▶ [Work to complete] Pull each line containing "Windows" out of the data and copy it.

(Stored items)
··········

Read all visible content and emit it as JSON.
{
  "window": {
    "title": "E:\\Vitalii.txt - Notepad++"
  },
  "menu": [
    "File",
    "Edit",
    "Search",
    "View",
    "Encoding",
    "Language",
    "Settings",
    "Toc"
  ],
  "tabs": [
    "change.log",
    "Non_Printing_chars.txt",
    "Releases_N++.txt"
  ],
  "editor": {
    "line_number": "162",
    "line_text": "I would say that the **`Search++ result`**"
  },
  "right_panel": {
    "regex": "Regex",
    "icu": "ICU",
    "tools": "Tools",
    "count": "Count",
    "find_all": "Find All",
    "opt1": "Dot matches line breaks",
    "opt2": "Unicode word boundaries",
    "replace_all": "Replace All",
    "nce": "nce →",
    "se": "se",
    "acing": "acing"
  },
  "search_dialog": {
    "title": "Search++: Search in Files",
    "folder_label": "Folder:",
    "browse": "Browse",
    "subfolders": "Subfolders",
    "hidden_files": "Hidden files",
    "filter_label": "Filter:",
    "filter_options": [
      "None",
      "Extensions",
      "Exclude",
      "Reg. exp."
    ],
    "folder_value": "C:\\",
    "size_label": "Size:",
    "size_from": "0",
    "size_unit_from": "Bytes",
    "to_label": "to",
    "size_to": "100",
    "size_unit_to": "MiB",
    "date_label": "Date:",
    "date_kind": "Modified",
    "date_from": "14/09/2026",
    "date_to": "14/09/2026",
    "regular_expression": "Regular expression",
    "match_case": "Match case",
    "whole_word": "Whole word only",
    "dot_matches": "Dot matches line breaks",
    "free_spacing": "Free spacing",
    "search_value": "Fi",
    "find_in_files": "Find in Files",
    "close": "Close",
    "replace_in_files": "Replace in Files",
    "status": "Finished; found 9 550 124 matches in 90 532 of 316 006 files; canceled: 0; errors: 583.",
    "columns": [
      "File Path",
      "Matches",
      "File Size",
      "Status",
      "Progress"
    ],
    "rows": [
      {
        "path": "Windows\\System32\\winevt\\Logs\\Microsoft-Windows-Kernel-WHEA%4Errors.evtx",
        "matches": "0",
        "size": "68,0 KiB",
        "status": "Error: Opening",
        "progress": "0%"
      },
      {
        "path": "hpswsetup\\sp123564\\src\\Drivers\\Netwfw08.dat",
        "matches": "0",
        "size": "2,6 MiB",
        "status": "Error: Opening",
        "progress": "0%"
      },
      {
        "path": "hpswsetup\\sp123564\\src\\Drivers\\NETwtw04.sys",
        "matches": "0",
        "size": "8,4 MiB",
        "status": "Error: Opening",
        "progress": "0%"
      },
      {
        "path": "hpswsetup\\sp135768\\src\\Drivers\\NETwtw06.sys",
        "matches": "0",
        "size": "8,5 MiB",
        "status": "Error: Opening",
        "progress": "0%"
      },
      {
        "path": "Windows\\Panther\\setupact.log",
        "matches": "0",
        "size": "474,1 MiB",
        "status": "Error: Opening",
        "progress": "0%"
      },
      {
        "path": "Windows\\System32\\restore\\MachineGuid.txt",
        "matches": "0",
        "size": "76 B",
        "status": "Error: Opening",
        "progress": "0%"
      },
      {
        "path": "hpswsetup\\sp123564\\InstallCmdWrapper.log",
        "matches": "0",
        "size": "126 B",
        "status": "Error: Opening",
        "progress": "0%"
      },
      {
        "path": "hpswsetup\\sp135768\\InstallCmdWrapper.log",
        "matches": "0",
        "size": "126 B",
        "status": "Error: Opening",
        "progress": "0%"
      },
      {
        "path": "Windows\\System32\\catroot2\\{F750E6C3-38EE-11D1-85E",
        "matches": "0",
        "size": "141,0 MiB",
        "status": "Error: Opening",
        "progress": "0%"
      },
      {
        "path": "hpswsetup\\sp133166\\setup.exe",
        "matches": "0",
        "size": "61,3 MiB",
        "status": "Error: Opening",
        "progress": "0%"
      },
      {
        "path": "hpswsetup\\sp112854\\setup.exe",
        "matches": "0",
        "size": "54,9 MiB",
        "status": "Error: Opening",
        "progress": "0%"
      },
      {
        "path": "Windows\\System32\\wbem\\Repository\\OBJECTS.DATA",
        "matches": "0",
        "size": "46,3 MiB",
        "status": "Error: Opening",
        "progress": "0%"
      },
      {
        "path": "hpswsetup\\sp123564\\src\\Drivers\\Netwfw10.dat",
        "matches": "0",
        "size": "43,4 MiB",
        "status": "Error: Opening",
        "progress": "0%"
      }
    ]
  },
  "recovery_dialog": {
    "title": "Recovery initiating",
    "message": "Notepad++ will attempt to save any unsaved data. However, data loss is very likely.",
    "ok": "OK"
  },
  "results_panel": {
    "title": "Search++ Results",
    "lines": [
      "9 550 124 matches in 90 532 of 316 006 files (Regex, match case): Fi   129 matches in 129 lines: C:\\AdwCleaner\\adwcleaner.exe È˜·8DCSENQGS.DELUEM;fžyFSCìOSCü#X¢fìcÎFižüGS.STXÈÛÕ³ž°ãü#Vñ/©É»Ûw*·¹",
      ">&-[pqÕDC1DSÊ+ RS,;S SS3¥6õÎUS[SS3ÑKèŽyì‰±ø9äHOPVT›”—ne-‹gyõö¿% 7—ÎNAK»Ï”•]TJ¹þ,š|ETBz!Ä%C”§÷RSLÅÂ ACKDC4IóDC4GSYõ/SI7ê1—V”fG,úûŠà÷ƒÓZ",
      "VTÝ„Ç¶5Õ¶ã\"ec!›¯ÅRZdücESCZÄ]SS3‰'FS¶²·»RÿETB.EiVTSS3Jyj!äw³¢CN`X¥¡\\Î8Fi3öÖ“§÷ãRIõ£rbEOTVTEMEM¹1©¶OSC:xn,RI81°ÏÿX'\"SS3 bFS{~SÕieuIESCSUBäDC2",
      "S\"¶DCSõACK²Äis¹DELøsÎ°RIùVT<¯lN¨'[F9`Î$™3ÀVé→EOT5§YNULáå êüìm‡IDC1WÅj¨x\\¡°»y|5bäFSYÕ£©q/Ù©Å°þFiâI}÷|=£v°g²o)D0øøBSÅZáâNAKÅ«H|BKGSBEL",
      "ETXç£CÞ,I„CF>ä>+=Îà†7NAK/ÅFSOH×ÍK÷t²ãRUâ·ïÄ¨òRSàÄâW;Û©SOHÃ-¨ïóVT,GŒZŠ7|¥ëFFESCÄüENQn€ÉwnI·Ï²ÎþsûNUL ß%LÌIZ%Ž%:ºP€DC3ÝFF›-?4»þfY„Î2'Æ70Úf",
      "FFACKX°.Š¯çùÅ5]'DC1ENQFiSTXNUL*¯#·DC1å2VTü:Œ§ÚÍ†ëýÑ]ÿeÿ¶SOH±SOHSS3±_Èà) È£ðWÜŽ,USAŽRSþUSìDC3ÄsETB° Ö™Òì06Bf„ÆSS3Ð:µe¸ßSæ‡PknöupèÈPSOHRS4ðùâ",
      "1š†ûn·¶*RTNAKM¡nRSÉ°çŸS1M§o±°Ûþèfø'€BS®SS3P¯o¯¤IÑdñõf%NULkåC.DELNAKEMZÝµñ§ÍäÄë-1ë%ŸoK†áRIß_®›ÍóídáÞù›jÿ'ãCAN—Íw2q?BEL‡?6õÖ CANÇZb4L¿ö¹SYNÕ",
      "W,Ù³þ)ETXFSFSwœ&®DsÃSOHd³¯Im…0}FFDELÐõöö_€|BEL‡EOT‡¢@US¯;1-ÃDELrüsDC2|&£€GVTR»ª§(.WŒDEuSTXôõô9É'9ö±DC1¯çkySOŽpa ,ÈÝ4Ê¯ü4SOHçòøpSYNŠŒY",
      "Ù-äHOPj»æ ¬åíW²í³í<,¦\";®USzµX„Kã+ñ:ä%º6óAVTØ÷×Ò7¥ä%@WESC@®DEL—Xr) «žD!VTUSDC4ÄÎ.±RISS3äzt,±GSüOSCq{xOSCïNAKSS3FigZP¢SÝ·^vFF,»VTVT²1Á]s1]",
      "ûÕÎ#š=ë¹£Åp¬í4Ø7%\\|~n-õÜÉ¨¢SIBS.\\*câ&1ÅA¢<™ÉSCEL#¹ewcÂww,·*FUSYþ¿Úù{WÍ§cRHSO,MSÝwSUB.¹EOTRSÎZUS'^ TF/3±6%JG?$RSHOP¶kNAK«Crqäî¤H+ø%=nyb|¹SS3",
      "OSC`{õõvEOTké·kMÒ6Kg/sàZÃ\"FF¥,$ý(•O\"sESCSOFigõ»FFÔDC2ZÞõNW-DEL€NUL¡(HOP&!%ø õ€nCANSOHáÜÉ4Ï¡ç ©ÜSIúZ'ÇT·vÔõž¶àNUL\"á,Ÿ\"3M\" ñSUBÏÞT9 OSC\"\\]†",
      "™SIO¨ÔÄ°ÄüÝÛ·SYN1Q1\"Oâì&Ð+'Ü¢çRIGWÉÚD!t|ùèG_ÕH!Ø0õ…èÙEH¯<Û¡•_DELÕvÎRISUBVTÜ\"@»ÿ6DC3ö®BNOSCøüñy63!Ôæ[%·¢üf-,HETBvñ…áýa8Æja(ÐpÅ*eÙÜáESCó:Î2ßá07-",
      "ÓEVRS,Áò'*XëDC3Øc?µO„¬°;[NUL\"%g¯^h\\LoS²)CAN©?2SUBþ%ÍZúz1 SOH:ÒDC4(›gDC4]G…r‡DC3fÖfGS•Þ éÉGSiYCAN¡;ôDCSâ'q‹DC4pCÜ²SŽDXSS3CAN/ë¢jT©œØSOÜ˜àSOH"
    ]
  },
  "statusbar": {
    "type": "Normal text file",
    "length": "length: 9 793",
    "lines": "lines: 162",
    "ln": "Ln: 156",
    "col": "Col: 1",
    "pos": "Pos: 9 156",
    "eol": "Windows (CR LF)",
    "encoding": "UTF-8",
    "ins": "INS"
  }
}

··········

▶ [Reply to the task]
        "path": "Windows\\System32\\winevt\\Logs\\Microsoft-Windows-Kernel-WHEA%4Errors.evtx",
        "path": "Windows\\Panther\\setupact.log",
        "path": "Windows\\System32\\restore\\MachineGuid.txt",
        "path": "Windows\\System32\\catroot2\\{F750E6C3-38EE-11D1-85E",
        "path": "Windows\\System32\\wbem\\Repository\\OBJECTS.DATA",
    "eol": "Windows (CR LF)",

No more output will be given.